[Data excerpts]
------------------------------------

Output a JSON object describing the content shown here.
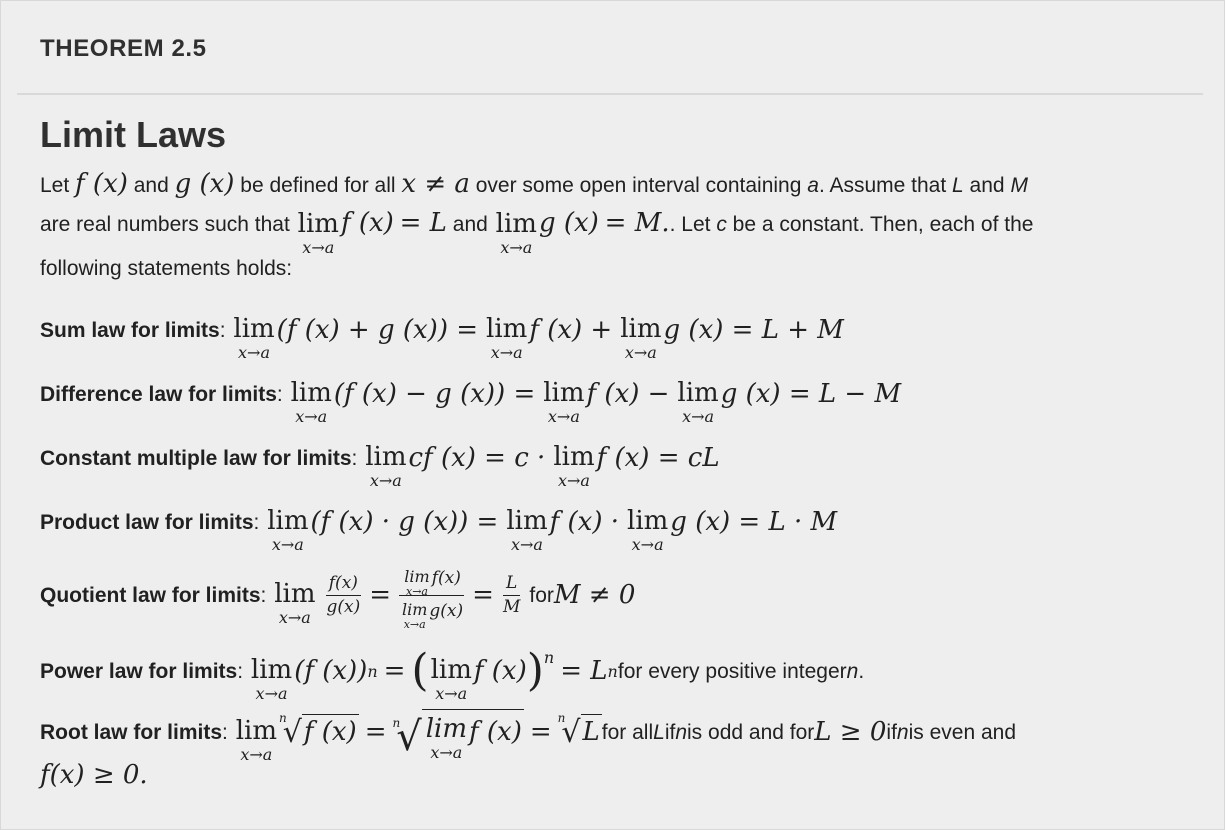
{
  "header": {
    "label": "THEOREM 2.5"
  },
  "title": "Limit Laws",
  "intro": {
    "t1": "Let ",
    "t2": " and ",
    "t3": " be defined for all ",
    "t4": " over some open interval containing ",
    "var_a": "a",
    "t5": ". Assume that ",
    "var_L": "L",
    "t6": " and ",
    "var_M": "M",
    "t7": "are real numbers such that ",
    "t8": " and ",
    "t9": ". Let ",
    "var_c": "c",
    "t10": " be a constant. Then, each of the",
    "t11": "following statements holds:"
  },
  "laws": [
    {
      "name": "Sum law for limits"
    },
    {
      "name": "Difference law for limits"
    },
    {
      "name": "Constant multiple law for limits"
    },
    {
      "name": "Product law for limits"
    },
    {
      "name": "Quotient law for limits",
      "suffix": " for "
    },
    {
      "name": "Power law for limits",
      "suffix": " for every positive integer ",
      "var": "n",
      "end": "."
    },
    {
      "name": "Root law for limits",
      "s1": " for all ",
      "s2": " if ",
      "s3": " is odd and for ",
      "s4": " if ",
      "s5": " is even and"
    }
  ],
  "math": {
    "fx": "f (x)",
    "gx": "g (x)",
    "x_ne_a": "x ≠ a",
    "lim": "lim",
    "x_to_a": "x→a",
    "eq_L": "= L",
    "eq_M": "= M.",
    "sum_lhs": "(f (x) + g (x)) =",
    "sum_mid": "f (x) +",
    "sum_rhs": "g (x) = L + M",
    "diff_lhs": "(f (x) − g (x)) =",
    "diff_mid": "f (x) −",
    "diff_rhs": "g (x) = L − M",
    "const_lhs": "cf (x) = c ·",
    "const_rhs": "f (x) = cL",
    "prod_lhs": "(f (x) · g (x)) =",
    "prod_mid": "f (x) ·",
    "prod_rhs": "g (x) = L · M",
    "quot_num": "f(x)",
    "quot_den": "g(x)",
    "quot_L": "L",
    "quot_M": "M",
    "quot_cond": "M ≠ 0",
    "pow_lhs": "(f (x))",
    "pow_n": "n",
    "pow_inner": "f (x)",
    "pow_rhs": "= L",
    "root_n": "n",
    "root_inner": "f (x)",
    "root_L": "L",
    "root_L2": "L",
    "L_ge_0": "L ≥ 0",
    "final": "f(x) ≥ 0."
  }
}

------------------------------------

> Aim: Repeat the lines above exactly, and keep every picture out.

> Answer to the task:
Output a JSON object describing the content shown here.
{
  "header": {
    "label": "THEOREM 2.5"
  },
  "title": "Limit Laws",
  "intro": {
    "t1": "Let ",
    "t2": " and ",
    "t3": " be defined for all ",
    "t4": " over some open interval containing ",
    "var_a": "a",
    "t5": ". Assume that ",
    "var_L": "L",
    "t6": " and ",
    "var_M": "M",
    "t7": "are real numbers such that ",
    "t8": " and ",
    "t9": ". Let ",
    "var_c": "c",
    "t10": " be a constant. Then, each of the",
    "t11": "following statements holds:"
  },
  "laws": [
    {
      "name": "Sum law for limits"
    },
    {
      "name": "Difference law for limits"
    },
    {
      "name": "Constant multiple law for limits"
    },
    {
      "name": "Product law for limits"
    },
    {
      "name": "Quotient law for limits",
      "suffix": " for "
    },
    {
      "name": "Power law for limits",
      "suffix": " for every positive integer ",
      "var": "n",
      "end": "."
    },
    {
      "name": "Root law for limits",
      "s1": " for all ",
      "s2": " if ",
      "s3": " is odd and for ",
      "s4": " if ",
      "s5": " is even and"
    }
  ],
  "math": {
    "fx": "f (x)",
    "gx": "g (x)",
    "x_ne_a": "x ≠ a",
    "lim": "lim",
    "x_to_a": "x→a",
    "eq_L": "= L",
    "eq_M": "= M.",
    "sum_lhs": "(f (x) + g (x)) =",
    "sum_mid": "f (x) +",
    "sum_rhs": "g (x) = L + M",
    "diff_lhs": "(f (x) − g (x)) =",
    "diff_mid": "f (x) −",
    "diff_rhs": "g (x) = L − M",
    "const_lhs": "cf (x) = c ·",
    "const_rhs": "f (x) = cL",
    "prod_lhs": "(f (x) · g (x)) =",
    "prod_mid": "f (x) ·",
    "prod_rhs": "g (x) = L · M",
    "quot_num": "f(x)",
    "quot_den": "g(x)",
    "quot_L": "L",
    "quot_M": "M",
    "quot_cond": "M ≠ 0",
    "pow_lhs": "(f (x))",
    "pow_n": "n",
    "pow_inner": "f (x)",
    "pow_rhs": "= L",
    "root_n": "n",
    "root_inner": "f (x)",
    "root_L": "L",
    "root_L2": "L",
    "L_ge_0": "L ≥ 0",
    "final": "f(x) ≥ 0."
  }
}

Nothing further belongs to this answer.